• [What you will do] Swap every "close-icon" for "dismiss-icon" in the entries below, and leave everything else the same.

• [Dataset records]
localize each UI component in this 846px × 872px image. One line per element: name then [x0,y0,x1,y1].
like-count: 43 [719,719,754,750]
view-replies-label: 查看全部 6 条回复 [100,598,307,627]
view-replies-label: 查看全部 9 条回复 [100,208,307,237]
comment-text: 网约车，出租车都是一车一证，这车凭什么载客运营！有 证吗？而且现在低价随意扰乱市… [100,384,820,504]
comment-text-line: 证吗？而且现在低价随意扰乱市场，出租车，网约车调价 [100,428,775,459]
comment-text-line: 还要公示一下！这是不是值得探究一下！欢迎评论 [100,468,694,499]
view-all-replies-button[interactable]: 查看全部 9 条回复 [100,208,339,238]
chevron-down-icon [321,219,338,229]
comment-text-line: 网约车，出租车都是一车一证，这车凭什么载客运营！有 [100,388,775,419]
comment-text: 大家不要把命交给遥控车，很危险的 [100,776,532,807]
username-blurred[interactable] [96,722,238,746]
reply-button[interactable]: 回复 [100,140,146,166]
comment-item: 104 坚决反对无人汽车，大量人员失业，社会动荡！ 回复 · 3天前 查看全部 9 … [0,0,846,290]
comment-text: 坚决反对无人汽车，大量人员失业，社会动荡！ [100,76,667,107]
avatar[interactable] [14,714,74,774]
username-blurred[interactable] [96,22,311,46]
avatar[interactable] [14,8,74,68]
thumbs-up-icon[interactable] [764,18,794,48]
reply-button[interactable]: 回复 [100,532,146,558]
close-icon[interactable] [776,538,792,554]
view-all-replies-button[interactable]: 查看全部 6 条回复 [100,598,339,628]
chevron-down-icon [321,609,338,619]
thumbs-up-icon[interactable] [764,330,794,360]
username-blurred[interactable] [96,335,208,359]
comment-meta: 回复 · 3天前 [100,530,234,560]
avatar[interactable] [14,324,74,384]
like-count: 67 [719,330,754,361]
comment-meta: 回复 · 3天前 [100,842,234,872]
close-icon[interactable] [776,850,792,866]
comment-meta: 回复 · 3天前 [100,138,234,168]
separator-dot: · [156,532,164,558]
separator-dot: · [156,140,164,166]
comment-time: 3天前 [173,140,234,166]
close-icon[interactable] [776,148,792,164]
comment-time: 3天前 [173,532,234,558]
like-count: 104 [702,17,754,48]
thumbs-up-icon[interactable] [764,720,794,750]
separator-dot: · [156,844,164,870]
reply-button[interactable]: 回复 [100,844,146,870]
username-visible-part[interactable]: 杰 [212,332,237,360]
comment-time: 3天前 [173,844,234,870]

• [Result]
localize each UI component in this 846px × 872px image. One line per element: name then [x0,y0,x1,y1].
like-count: 43 [719,719,754,750]
view-replies-label: 查看全部 6 条回复 [100,598,307,627]
view-replies-label: 查看全部 9 条回复 [100,208,307,237]
comment-text: 网约车，出租车都是一车一证，这车凭什么载客运营！有 证吗？而且现在低价随意扰乱市… [100,384,820,504]
comment-text-line: 证吗？而且现在低价随意扰乱市场，出租车，网约车调价 [100,428,775,459]
comment-text-line: 还要公示一下！这是不是值得探究一下！欢迎评论 [100,468,694,499]
view-all-replies-button[interactable]: 查看全部 9 条回复 [100,208,339,238]
chevron-down-icon [321,219,338,229]
comment-text-line: 网约车，出租车都是一车一证，这车凭什么载客运营！有 [100,388,775,419]
comment-text: 大家不要把命交给遥控车，很危险的 [100,776,532,807]
username-blurred[interactable] [96,722,238,746]
reply-button[interactable]: 回复 [100,140,146,166]
comment-item: 104 坚决反对无人汽车，大量人员失业，社会动荡！ 回复 · 3天前 查看全部 9 … [0,0,846,290]
comment-text: 坚决反对无人汽车，大量人员失业，社会动荡！ [100,76,667,107]
avatar[interactable] [14,714,74,774]
username-blurred[interactable] [96,22,311,46]
avatar[interactable] [14,8,74,68]
thumbs-up-icon[interactable] [764,18,794,48]
reply-button[interactable]: 回复 [100,532,146,558]
dismiss-icon[interactable] [776,538,792,554]
view-all-replies-button[interactable]: 查看全部 6 条回复 [100,598,339,628]
chevron-down-icon [321,609,338,619]
thumbs-up-icon[interactable] [764,330,794,360]
username-blurred[interactable] [96,335,208,359]
comment-meta: 回复 · 3天前 [100,530,234,560]
avatar[interactable] [14,324,74,384]
like-count: 67 [719,330,754,361]
comment-meta: 回复 · 3天前 [100,842,234,872]
dismiss-icon[interactable] [776,850,792,866]
comment-meta: 回复 · 3天前 [100,138,234,168]
separator-dot: · [156,532,164,558]
separator-dot: · [156,140,164,166]
comment-time: 3天前 [173,140,234,166]
dismiss-icon[interactable] [776,148,792,164]
comment-time: 3天前 [173,532,234,558]
like-count: 104 [702,17,754,48]
thumbs-up-icon[interactable] [764,720,794,750]
separator-dot: · [156,844,164,870]
reply-button[interactable]: 回复 [100,844,146,870]
username-visible-part[interactable]: 杰 [212,332,237,360]
comment-time: 3天前 [173,844,234,870]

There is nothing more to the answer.